* _Objective_: Repeat the listing exactly as given, omitting every image.

* _Record list_:
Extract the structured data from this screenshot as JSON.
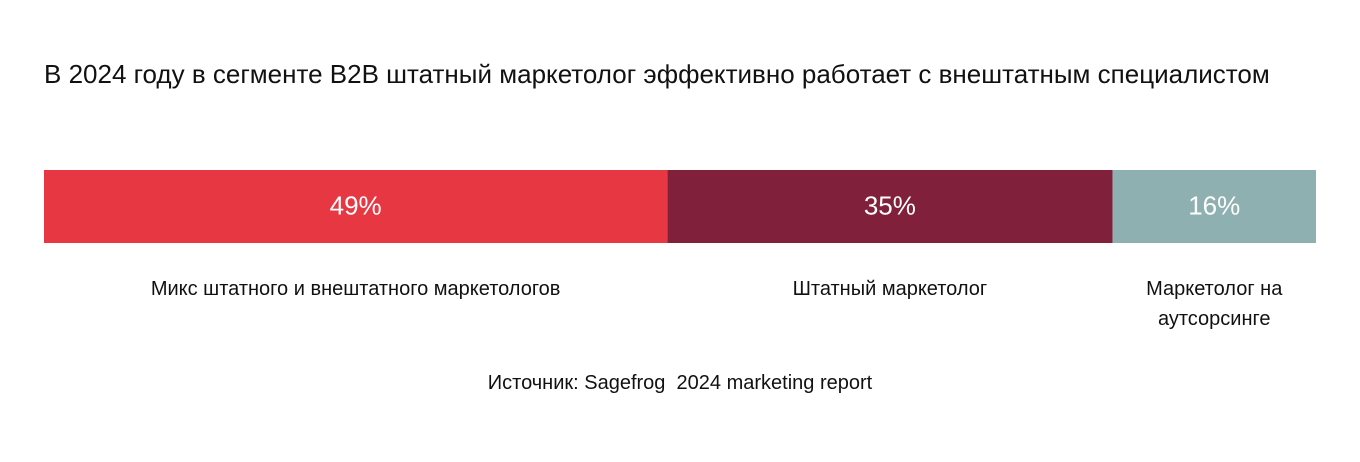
{
  "chart_data": {
    "type": "stacked-bar",
    "title": "В 2024 году в сегменте B2B штатный маркетолог эффективно работает с внештатным специалистом",
    "series": [
      {
        "name": "Микс штатного и внештатного маркетологов",
        "color": "#e63743",
        "values": [
          49
        ],
        "value_labels": [
          "49%"
        ]
      },
      {
        "name": "Штатный маркетолог",
        "color": "#80203a",
        "values": [
          35
        ],
        "value_labels": [
          "35%"
        ]
      },
      {
        "name": "Маркетолог на аутсорсинге",
        "color": "#8fb0b1",
        "values": [
          16
        ],
        "value_labels": [
          "16%"
        ]
      }
    ],
    "xlim": [
      0,
      100
    ],
    "source": "Источник: Sagefrog  2024 marketing report"
  }
}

* _Full response_:
Extract the structured data from this screenshot as JSON.
{
  "chart_data": {
    "type": "stacked-bar",
    "title": "В 2024 году в сегменте B2B штатный маркетолог эффективно работает с внештатным специалистом",
    "series": [
      {
        "name": "Микс штатного и внештатного маркетологов",
        "color": "#e63743",
        "values": [
          49
        ],
        "value_labels": [
          "49%"
        ]
      },
      {
        "name": "Штатный маркетолог",
        "color": "#80203a",
        "values": [
          35
        ],
        "value_labels": [
          "35%"
        ]
      },
      {
        "name": "Маркетолог на аутсорсинге",
        "color": "#8fb0b1",
        "values": [
          16
        ],
        "value_labels": [
          "16%"
        ]
      }
    ],
    "xlim": [
      0,
      100
    ],
    "source": "Источник: Sagefrog  2024 marketing report"
  }
}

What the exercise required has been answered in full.